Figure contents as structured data
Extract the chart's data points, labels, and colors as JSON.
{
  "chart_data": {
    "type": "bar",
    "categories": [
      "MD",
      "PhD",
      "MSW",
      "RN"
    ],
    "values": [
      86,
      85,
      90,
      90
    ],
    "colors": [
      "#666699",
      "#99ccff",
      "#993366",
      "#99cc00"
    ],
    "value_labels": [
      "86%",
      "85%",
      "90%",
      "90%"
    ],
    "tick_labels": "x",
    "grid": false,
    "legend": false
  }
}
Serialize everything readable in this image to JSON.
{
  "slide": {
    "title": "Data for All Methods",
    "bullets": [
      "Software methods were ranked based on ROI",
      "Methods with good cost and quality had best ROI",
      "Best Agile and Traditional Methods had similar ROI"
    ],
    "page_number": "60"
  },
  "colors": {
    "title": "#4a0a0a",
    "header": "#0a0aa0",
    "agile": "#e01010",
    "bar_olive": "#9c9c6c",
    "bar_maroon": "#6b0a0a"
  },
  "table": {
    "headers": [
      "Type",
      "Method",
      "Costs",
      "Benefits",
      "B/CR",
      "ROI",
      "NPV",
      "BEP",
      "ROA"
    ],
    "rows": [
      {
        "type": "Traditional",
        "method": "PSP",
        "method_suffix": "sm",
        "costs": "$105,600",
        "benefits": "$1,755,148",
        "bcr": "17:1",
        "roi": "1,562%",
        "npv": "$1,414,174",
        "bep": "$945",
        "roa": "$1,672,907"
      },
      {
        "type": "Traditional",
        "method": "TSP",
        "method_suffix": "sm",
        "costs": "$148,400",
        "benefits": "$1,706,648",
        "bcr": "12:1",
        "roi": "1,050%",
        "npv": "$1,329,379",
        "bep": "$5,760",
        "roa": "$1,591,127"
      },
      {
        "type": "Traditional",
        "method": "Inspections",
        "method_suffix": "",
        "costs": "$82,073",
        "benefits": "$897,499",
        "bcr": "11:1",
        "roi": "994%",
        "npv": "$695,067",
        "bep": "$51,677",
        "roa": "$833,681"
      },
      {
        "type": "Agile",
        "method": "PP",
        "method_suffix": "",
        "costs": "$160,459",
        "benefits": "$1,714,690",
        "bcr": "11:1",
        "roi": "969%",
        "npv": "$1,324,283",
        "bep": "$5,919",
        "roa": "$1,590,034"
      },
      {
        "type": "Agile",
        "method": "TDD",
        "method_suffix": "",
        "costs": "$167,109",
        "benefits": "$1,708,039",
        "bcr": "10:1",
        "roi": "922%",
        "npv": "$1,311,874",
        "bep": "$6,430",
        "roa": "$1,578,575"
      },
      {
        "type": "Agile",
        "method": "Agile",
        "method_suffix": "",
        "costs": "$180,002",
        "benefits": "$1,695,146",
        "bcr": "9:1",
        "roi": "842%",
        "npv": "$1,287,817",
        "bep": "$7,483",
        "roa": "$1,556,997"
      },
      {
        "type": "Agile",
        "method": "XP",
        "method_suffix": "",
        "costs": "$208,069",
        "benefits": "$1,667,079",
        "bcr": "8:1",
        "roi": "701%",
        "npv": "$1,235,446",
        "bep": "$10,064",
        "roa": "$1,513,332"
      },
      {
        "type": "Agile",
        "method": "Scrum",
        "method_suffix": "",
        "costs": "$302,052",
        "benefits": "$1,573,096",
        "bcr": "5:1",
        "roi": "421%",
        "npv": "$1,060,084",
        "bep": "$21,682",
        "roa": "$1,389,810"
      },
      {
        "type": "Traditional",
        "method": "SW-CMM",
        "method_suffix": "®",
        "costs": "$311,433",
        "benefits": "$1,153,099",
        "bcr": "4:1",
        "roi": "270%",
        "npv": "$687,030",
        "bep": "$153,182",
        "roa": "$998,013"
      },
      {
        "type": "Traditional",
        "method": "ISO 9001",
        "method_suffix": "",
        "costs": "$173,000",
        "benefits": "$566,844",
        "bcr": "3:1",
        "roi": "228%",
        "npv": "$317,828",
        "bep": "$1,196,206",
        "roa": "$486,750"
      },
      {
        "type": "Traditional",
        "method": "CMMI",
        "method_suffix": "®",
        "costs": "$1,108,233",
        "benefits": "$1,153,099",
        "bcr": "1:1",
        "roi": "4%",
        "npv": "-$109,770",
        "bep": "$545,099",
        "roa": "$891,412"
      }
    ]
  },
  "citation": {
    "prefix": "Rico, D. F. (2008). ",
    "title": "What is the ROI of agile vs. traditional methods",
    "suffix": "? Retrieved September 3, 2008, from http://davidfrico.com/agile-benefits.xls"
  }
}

Goal of the exercise
Output all preceding records character for character.

Written answer
Extract the chart's data points, labels, and colors as JSON.
{
  "chart_data": {
    "type": "bar",
    "categories": [
      "MD",
      "PhD",
      "MSW",
      "RN"
    ],
    "values": [
      86,
      85,
      90,
      90
    ],
    "colors": [
      "#666699",
      "#99ccff",
      "#993366",
      "#99cc00"
    ],
    "value_labels": [
      "86%",
      "85%",
      "90%",
      "90%"
    ],
    "tick_labels": "x",
    "grid": false,
    "legend": false
  }
}
Serialize everything readable in this image to JSON.
{
  "slide": {
    "title": "Data for All Methods",
    "bullets": [
      "Software methods were ranked based on ROI",
      "Methods with good cost and quality had best ROI",
      "Best Agile and Traditional Methods had similar ROI"
    ],
    "page_number": "60"
  },
  "colors": {
    "title": "#4a0a0a",
    "header": "#0a0aa0",
    "agile": "#e01010",
    "bar_olive": "#9c9c6c",
    "bar_maroon": "#6b0a0a"
  },
  "table": {
    "headers": [
      "Type",
      "Method",
      "Costs",
      "Benefits",
      "B/CR",
      "ROI",
      "NPV",
      "BEP",
      "ROA"
    ],
    "rows": [
      {
        "type": "Traditional",
        "method": "PSP",
        "method_suffix": "sm",
        "costs": "$105,600",
        "benefits": "$1,755,148",
        "bcr": "17:1",
        "roi": "1,562%",
        "npv": "$1,414,174",
        "bep": "$945",
        "roa": "$1,672,907"
      },
      {
        "type": "Traditional",
        "method": "TSP",
        "method_suffix": "sm",
        "costs": "$148,400",
        "benefits": "$1,706,648",
        "bcr": "12:1",
        "roi": "1,050%",
        "npv": "$1,329,379",
        "bep": "$5,760",
        "roa": "$1,591,127"
      },
      {
        "type": "Traditional",
        "method": "Inspections",
        "method_suffix": "",
        "costs": "$82,073",
        "benefits": "$897,499",
        "bcr": "11:1",
        "roi": "994%",
        "npv": "$695,067",
        "bep": "$51,677",
        "roa": "$833,681"
      },
      {
        "type": "Agile",
        "method": "PP",
        "method_suffix": "",
        "costs": "$160,459",
        "benefits": "$1,714,690",
        "bcr": "11:1",
        "roi": "969%",
        "npv": "$1,324,283",
        "bep": "$5,919",
        "roa": "$1,590,034"
      },
      {
        "type": "Agile",
        "method": "TDD",
        "method_suffix": "",
        "costs": "$167,109",
        "benefits": "$1,708,039",
        "bcr": "10:1",
        "roi": "922%",
        "npv": "$1,311,874",
        "bep": "$6,430",
        "roa": "$1,578,575"
      },
      {
        "type": "Agile",
        "method": "Agile",
        "method_suffix": "",
        "costs": "$180,002",
        "benefits": "$1,695,146",
        "bcr": "9:1",
        "roi": "842%",
        "npv": "$1,287,817",
        "bep": "$7,483",
        "roa": "$1,556,997"
      },
      {
        "type": "Agile",
        "method": "XP",
        "method_suffix": "",
        "costs": "$208,069",
        "benefits": "$1,667,079",
        "bcr": "8:1",
        "roi": "701%",
        "npv": "$1,235,446",
        "bep": "$10,064",
        "roa": "$1,513,332"
      },
      {
        "type": "Agile",
        "method": "Scrum",
        "method_suffix": "",
        "costs": "$302,052",
        "benefits": "$1,573,096",
        "bcr": "5:1",
        "roi": "421%",
        "npv": "$1,060,084",
        "bep": "$21,682",
        "roa": "$1,389,810"
      },
      {
        "type": "Traditional",
        "method": "SW-CMM",
        "method_suffix": "®",
        "costs": "$311,433",
        "benefits": "$1,153,099",
        "bcr": "4:1",
        "roi": "270%",
        "npv": "$687,030",
        "bep": "$153,182",
        "roa": "$998,013"
      },
      {
        "type": "Traditional",
        "method": "ISO 9001",
        "method_suffix": "",
        "costs": "$173,000",
        "benefits": "$566,844",
        "bcr": "3:1",
        "roi": "228%",
        "npv": "$317,828",
        "bep": "$1,196,206",
        "roa": "$486,750"
      },
      {
        "type": "Traditional",
        "method": "CMMI",
        "method_suffix": "®",
        "costs": "$1,108,233",
        "benefits": "$1,153,099",
        "bcr": "1:1",
        "roi": "4%",
        "npv": "-$109,770",
        "bep": "$545,099",
        "roa": "$891,412"
      }
    ]
  },
  "citation": {
    "prefix": "Rico, D. F. (2008). ",
    "title": "What is the ROI of agile vs. traditional methods",
    "suffix": "? Retrieved September 3, 2008, from http://davidfrico.com/agile-benefits.xls"
  }
}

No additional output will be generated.